• [WHAT TO WORK ON]: Gather every line holding the string "method".

• [EXCERPTED RECORDS]:
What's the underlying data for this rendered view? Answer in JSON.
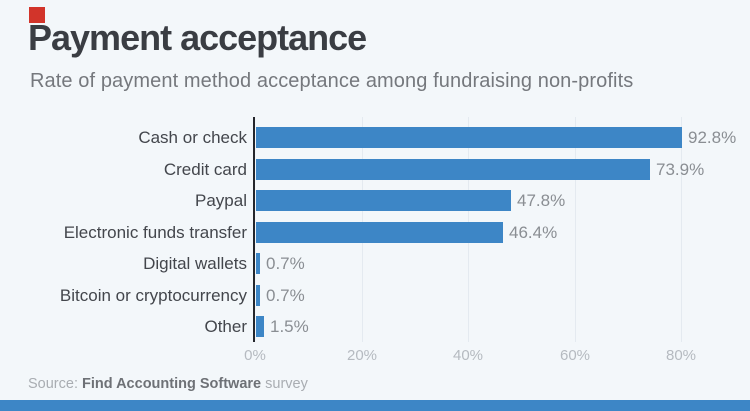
{
  "page": {
    "background": "#f3f7fa"
  },
  "brand": {
    "square_color": "#d2342a",
    "footer_color": "#3d86c6"
  },
  "header": {
    "title": "Payment acceptance",
    "subtitle": "Rate of payment method acceptance among fundraising non-profits"
  },
  "source": {
    "prefix": "Source: ",
    "name": "Find Accounting Software",
    "suffix": " survey"
  },
  "chart_data": {
    "type": "bar",
    "orientation": "horizontal",
    "title": "Payment acceptance",
    "subtitle": "Rate of payment method acceptance among fundraising non-profits",
    "categories": [
      "Cash or check",
      "Credit card",
      "Paypal",
      "Electronic funds transfer",
      "Digital wallets",
      "Bitcoin or cryptocurrency",
      "Other"
    ],
    "values": [
      92.8,
      73.9,
      47.8,
      46.4,
      0.7,
      0.7,
      1.5
    ],
    "value_labels": [
      "92.8%",
      "73.9%",
      "47.8%",
      "46.4%",
      "0.7%",
      "0.7%",
      "1.5%"
    ],
    "x_ticks": [
      {
        "value": 0,
        "label": "0%"
      },
      {
        "value": 20,
        "label": "20%"
      },
      {
        "value": 40,
        "label": "40%"
      },
      {
        "value": 60,
        "label": "60%"
      },
      {
        "value": 80,
        "label": "80%"
      }
    ],
    "xlim": [
      0,
      80
    ],
    "bar_color": "#3d86c6",
    "grid": true,
    "legend": false,
    "xlabel": "",
    "ylabel": ""
  }
}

• [SOLUTION TO THIS PROBLEM]:
    "subtitle": "Rate of payment method acceptance among fundraising non-profits"
    "subtitle": "Rate of payment method acceptance among fundraising non-profits",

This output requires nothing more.